### WHAT THE TASK REQUIRES
Each record is to be printed again precisely as it reads.
** Begin **
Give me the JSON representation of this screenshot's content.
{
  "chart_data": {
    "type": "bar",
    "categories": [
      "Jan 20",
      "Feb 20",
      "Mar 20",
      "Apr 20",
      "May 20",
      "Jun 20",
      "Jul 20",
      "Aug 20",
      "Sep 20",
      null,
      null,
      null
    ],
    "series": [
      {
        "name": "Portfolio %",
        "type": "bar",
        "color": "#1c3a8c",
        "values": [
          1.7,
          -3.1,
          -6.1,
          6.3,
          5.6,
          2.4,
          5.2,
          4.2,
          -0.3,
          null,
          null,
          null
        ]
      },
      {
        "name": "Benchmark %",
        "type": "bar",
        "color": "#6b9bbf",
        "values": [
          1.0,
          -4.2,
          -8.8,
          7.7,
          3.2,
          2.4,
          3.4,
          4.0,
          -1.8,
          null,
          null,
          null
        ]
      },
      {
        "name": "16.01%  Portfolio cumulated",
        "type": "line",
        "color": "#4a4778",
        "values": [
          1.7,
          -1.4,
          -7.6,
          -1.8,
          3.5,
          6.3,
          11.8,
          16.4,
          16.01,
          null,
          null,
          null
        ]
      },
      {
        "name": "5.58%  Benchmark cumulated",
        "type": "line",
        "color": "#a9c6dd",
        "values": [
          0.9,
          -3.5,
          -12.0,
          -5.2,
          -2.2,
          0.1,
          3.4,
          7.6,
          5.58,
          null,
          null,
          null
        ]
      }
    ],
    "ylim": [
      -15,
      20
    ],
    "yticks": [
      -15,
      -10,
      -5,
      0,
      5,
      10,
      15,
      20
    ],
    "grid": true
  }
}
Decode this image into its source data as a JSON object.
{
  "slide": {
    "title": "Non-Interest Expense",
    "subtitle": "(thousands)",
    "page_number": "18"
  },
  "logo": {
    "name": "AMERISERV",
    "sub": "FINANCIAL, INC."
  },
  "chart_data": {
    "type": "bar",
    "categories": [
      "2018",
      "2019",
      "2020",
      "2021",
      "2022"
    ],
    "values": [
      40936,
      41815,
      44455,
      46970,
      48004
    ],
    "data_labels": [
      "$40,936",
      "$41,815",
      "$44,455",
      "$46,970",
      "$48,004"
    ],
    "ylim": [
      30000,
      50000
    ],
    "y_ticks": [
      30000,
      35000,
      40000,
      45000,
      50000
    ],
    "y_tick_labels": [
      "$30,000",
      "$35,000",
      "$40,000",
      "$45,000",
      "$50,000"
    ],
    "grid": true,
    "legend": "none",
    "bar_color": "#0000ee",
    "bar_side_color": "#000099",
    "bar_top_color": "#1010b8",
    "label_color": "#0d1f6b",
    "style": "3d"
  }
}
** End **
### EXERCISE OUTPUT
Give me the JSON representation of this screenshot's content.
{
  "chart_data": {
    "type": "bar",
    "categories": [
      "Jan 20",
      "Feb 20",
      "Mar 20",
      "Apr 20",
      "May 20",
      "Jun 20",
      "Jul 20",
      "Aug 20",
      "Sep 20",
      null,
      null,
      null
    ],
    "series": [
      {
        "name": "Portfolio %",
        "type": "bar",
        "color": "#1c3a8c",
        "values": [
          1.7,
          -3.1,
          -6.1,
          6.3,
          5.6,
          2.4,
          5.2,
          4.2,
          -0.3,
          null,
          null,
          null
        ]
      },
      {
        "name": "Benchmark %",
        "type": "bar",
        "color": "#6b9bbf",
        "values": [
          1.0,
          -4.2,
          -8.8,
          7.7,
          3.2,
          2.4,
          3.4,
          4.0,
          -1.8,
          null,
          null,
          null
        ]
      },
      {
        "name": "16.01%  Portfolio cumulated",
        "type": "line",
        "color": "#4a4778",
        "values": [
          1.7,
          -1.4,
          -7.6,
          -1.8,
          3.5,
          6.3,
          11.8,
          16.4,
          16.01,
          null,
          null,
          null
        ]
      },
      {
        "name": "5.58%  Benchmark cumulated",
        "type": "line",
        "color": "#a9c6dd",
        "values": [
          0.9,
          -3.5,
          -12.0,
          -5.2,
          -2.2,
          0.1,
          3.4,
          7.6,
          5.58,
          null,
          null,
          null
        ]
      }
    ],
    "ylim": [
      -15,
      20
    ],
    "yticks": [
      -15,
      -10,
      -5,
      0,
      5,
      10,
      15,
      20
    ],
    "grid": true
  }
}
Decode this image into its source data as a JSON object.
{
  "slide": {
    "title": "Non-Interest Expense",
    "subtitle": "(thousands)",
    "page_number": "18"
  },
  "logo": {
    "name": "AMERISERV",
    "sub": "FINANCIAL, INC."
  },
  "chart_data": {
    "type": "bar",
    "categories": [
      "2018",
      "2019",
      "2020",
      "2021",
      "2022"
    ],
    "values": [
      40936,
      41815,
      44455,
      46970,
      48004
    ],
    "data_labels": [
      "$40,936",
      "$41,815",
      "$44,455",
      "$46,970",
      "$48,004"
    ],
    "ylim": [
      30000,
      50000
    ],
    "y_ticks": [
      30000,
      35000,
      40000,
      45000,
      50000
    ],
    "y_tick_labels": [
      "$30,000",
      "$35,000",
      "$40,000",
      "$45,000",
      "$50,000"
    ],
    "grid": true,
    "legend": "none",
    "bar_color": "#0000ee",
    "bar_side_color": "#000099",
    "bar_top_color": "#1010b8",
    "label_color": "#0d1f6b",
    "style": "3d"
  }
}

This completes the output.